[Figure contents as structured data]
....................
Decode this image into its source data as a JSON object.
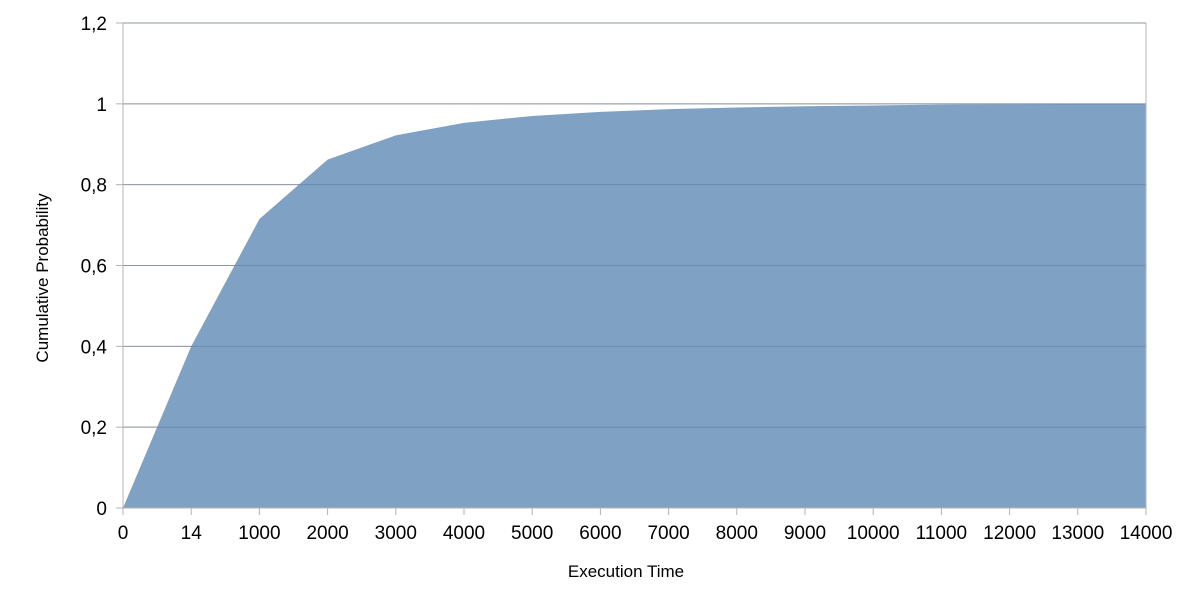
{
  "chart_data": {
    "type": "area",
    "title": "",
    "xlabel": "Execution Time",
    "ylabel": "Cumulative Probability",
    "categories": [
      "0",
      "14",
      "1000",
      "2000",
      "3000",
      "4000",
      "5000",
      "6000",
      "7000",
      "8000",
      "9000",
      "10000",
      "11000",
      "12000",
      "13000",
      "14000"
    ],
    "values": [
      0,
      0.4,
      0.715,
      0.862,
      0.922,
      0.953,
      0.97,
      0.98,
      0.987,
      0.991,
      0.994,
      0.996,
      0.998,
      0.999,
      1.0,
      1.0
    ],
    "ylim": [
      0,
      1.2
    ],
    "yticks": [
      {
        "value": 0,
        "label": "0"
      },
      {
        "value": 0.2,
        "label": "0,2"
      },
      {
        "value": 0.4,
        "label": "0,4"
      },
      {
        "value": 0.6,
        "label": "0,6"
      },
      {
        "value": 0.8,
        "label": "0,8"
      },
      {
        "value": 1.0,
        "label": "1"
      },
      {
        "value": 1.2,
        "label": "1,2"
      }
    ],
    "grid": "horizontal",
    "legend": "none",
    "colors": {
      "area": "#7fa1c4",
      "grid": "#b3b3b3",
      "axis": "#b3b3b3"
    }
  }
}
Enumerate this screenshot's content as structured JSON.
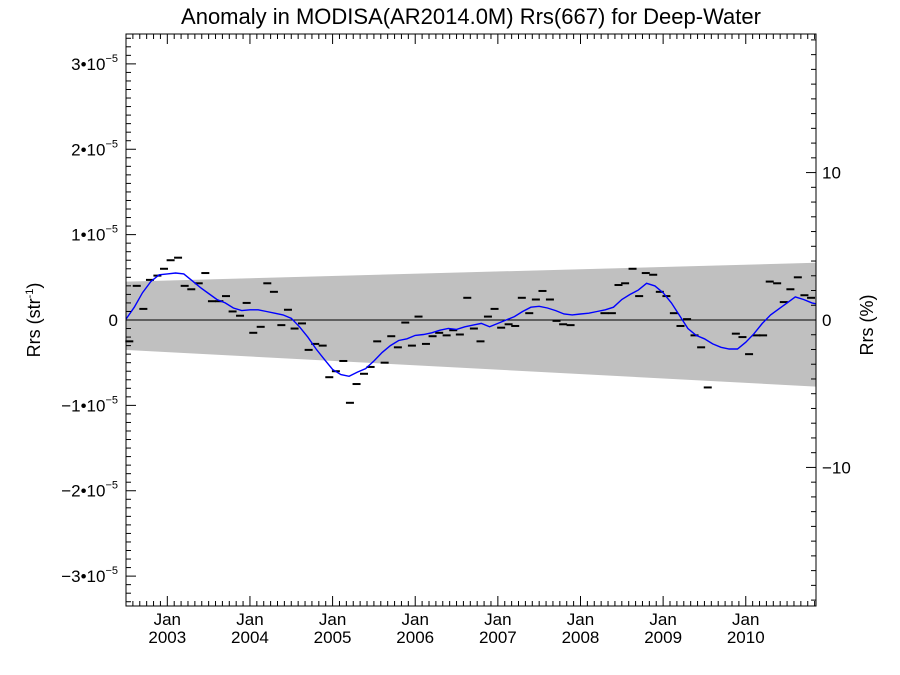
{
  "chart_data": {
    "type": "scatter",
    "title": "Anomaly in MODISA(AR2014.0M) Rrs(667) for Deep-Water",
    "ylabel_left": "Rrs (str",
    "ylabel_left_sup": "-1",
    "ylabel_left_close": ")",
    "ylabel_right": "Rrs (%)",
    "xlim": [
      2002.5,
      2010.85
    ],
    "ylim": [
      -3.35e-05,
      3.35e-05
    ],
    "ylim_right": [
      -19.4,
      19.4
    ],
    "y_ticks": [
      {
        "v": 3e-05,
        "m": "3•10",
        "e": "−5"
      },
      {
        "v": 2e-05,
        "m": "2•10",
        "e": "−5"
      },
      {
        "v": 1e-05,
        "m": "1•10",
        "e": "−5"
      },
      {
        "v": 0,
        "m": "0",
        "e": ""
      },
      {
        "v": -1e-05,
        "m": "−1•10",
        "e": "−5"
      },
      {
        "v": -2e-05,
        "m": "−2•10",
        "e": "−5"
      },
      {
        "v": -3e-05,
        "m": "−3•10",
        "e": "−5"
      }
    ],
    "y_right_ticks": [
      {
        "v": 10,
        "label": "10"
      },
      {
        "v": 0,
        "label": "0"
      },
      {
        "v": -10,
        "label": "−10"
      }
    ],
    "x_ticks": [
      {
        "v": 2003,
        "top": "Jan",
        "bottom": "2003"
      },
      {
        "v": 2004,
        "top": "Jan",
        "bottom": "2004"
      },
      {
        "v": 2005,
        "top": "Jan",
        "bottom": "2005"
      },
      {
        "v": 2006,
        "top": "Jan",
        "bottom": "2006"
      },
      {
        "v": 2007,
        "top": "Jan",
        "bottom": "2007"
      },
      {
        "v": 2008,
        "top": "Jan",
        "bottom": "2008"
      },
      {
        "v": 2009,
        "top": "Jan",
        "bottom": "2009"
      },
      {
        "v": 2010,
        "top": "Jan",
        "bottom": "2010"
      }
    ],
    "band": {
      "x": [
        2002.5,
        2010.85
      ],
      "upper": [
        4.5e-06,
        6.7e-06
      ],
      "lower": [
        -3.5e-06,
        -7.8e-06
      ],
      "color": "#c0c0c0"
    },
    "monthly_points": {
      "color": "#000000",
      "x": [
        2002.54,
        2002.63,
        2002.71,
        2002.79,
        2002.88,
        2002.96,
        2003.04,
        2003.13,
        2003.21,
        2003.29,
        2003.38,
        2003.46,
        2003.54,
        2003.63,
        2003.71,
        2003.79,
        2003.88,
        2003.96,
        2004.04,
        2004.13,
        2004.21,
        2004.29,
        2004.38,
        2004.46,
        2004.54,
        2004.63,
        2004.71,
        2004.79,
        2004.88,
        2004.96,
        2005.04,
        2005.13,
        2005.21,
        2005.29,
        2005.38,
        2005.46,
        2005.54,
        2005.63,
        2005.71,
        2005.79,
        2005.88,
        2005.96,
        2006.04,
        2006.13,
        2006.21,
        2006.29,
        2006.38,
        2006.46,
        2006.54,
        2006.63,
        2006.71,
        2006.79,
        2006.88,
        2006.96,
        2007.04,
        2007.13,
        2007.21,
        2007.29,
        2007.38,
        2007.46,
        2007.54,
        2007.63,
        2007.71,
        2007.79,
        2007.88,
        2008.29,
        2008.38,
        2008.46,
        2008.54,
        2008.63,
        2008.71,
        2008.79,
        2008.88,
        2008.96,
        2009.04,
        2009.13,
        2009.21,
        2009.29,
        2009.38,
        2009.46,
        2009.54,
        2009.88,
        2009.96,
        2010.04,
        2010.13,
        2010.21,
        2010.29,
        2010.38,
        2010.46,
        2010.54,
        2010.63,
        2010.71,
        2010.79
      ],
      "y": [
        -2.5e-06,
        4e-06,
        1.3e-06,
        4.7e-06,
        5.2e-06,
        6e-06,
        7e-06,
        7.3e-06,
        4e-06,
        3.6e-06,
        4.3e-06,
        5.5e-06,
        2.2e-06,
        2.2e-06,
        2.8e-06,
        1e-06,
        5e-07,
        2e-06,
        -1.5e-06,
        -8e-07,
        4.3e-06,
        3.3e-06,
        -6e-07,
        1.2e-06,
        -1e-06,
        -4e-07,
        -3.5e-06,
        -2.8e-06,
        -3e-06,
        -6.7e-06,
        -6e-06,
        -4.8e-06,
        -9.7e-06,
        -7.5e-06,
        -6.3e-06,
        -5.5e-06,
        -2.5e-06,
        -5e-06,
        -1.9e-06,
        -3.2e-06,
        -3e-07,
        -3e-06,
        4e-07,
        -2.8e-06,
        -1.9e-06,
        -1.5e-06,
        -1.8e-06,
        -1.2e-06,
        -1.7e-06,
        2.6e-06,
        -1e-06,
        -2.5e-06,
        4e-07,
        1.3e-06,
        -9e-07,
        -5e-07,
        -7e-07,
        2.6e-06,
        8e-07,
        2.4e-06,
        3.4e-06,
        2.4e-06,
        -1e-07,
        -5e-07,
        -6e-07,
        8e-07,
        8e-07,
        4.1e-06,
        4.3e-06,
        6e-06,
        2.8e-06,
        5.5e-06,
        5.3e-06,
        3.3e-06,
        2.8e-06,
        8e-07,
        -7e-07,
        1e-07,
        -1.8e-06,
        -3.2e-06,
        -7.9e-06,
        -1.6e-06,
        -2e-06,
        -4e-06,
        -1.8e-06,
        -1.8e-06,
        4.5e-06,
        4.3e-06,
        2.1e-06,
        3.6e-06,
        5e-06,
        2.9e-06,
        2.6e-06
      ]
    },
    "smoothed_line": {
      "color": "#0000ff",
      "x": [
        2002.5,
        2002.6,
        2002.7,
        2002.8,
        2002.9,
        2003.0,
        2003.1,
        2003.2,
        2003.3,
        2003.4,
        2003.5,
        2003.6,
        2003.7,
        2003.8,
        2003.9,
        2004.0,
        2004.1,
        2004.2,
        2004.3,
        2004.4,
        2004.5,
        2004.6,
        2004.7,
        2004.8,
        2004.9,
        2005.0,
        2005.1,
        2005.2,
        2005.3,
        2005.4,
        2005.5,
        2005.6,
        2005.7,
        2005.8,
        2005.9,
        2006.0,
        2006.1,
        2006.2,
        2006.3,
        2006.4,
        2006.5,
        2006.6,
        2006.7,
        2006.8,
        2006.9,
        2007.0,
        2007.1,
        2007.2,
        2007.3,
        2007.4,
        2007.5,
        2007.6,
        2007.7,
        2007.8,
        2007.9,
        2008.0,
        2008.1,
        2008.2,
        2008.3,
        2008.4,
        2008.5,
        2008.6,
        2008.7,
        2008.8,
        2008.9,
        2009.0,
        2009.1,
        2009.2,
        2009.3,
        2009.4,
        2009.5,
        2009.6,
        2009.7,
        2009.8,
        2009.9,
        2010.0,
        2010.1,
        2010.2,
        2010.3,
        2010.4,
        2010.5,
        2010.6,
        2010.7,
        2010.8,
        2010.85
      ],
      "y": [
        1e-07,
        1.5e-06,
        3.2e-06,
        4.5e-06,
        5.3e-06,
        5.4e-06,
        5.5e-06,
        5.4e-06,
        4.6e-06,
        3.8e-06,
        3.1e-06,
        2.4e-06,
        2e-06,
        1.4e-06,
        1.1e-06,
        1.2e-06,
        1.2e-06,
        1e-06,
        8e-07,
        6e-07,
        2e-07,
        -8e-07,
        -2e-06,
        -3.4e-06,
        -4.6e-06,
        -5.8e-06,
        -6.4e-06,
        -6.6e-06,
        -6.1e-06,
        -5.7e-06,
        -4.8e-06,
        -3.8e-06,
        -3e-06,
        -2.4e-06,
        -2.2e-06,
        -1.8e-06,
        -1.7e-06,
        -1.5e-06,
        -1.2e-06,
        -1e-06,
        -1.1e-06,
        -8e-07,
        -6e-07,
        -4e-07,
        -8e-07,
        -4e-07,
        0.0,
        4e-07,
        1e-06,
        1.5e-06,
        1.6e-06,
        1.4e-06,
        1.1e-06,
        7e-07,
        6e-07,
        7e-07,
        8e-07,
        1e-06,
        1.2e-06,
        1.5e-06,
        2.4e-06,
        3e-06,
        3.5e-06,
        4.3e-06,
        4e-06,
        3.2e-06,
        2e-06,
        5e-07,
        -1e-06,
        -1.8e-06,
        -2.2e-06,
        -2.8e-06,
        -3.2e-06,
        -3.4e-06,
        -3.4e-06,
        -2.6e-06,
        -1.6e-06,
        -4e-07,
        6e-07,
        1.3e-06,
        2e-06,
        2.7e-06,
        2.4e-06,
        2e-06,
        1.9e-06
      ]
    },
    "zero_line": true,
    "grid": false,
    "legend": "none"
  }
}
....................
_Problem description_:
Go through the records above and copy every line with the word "grid".

_Answer to this problem_:
    "grid": "horizontal",
      "grid": "#b3b3b3",
    "grid": false,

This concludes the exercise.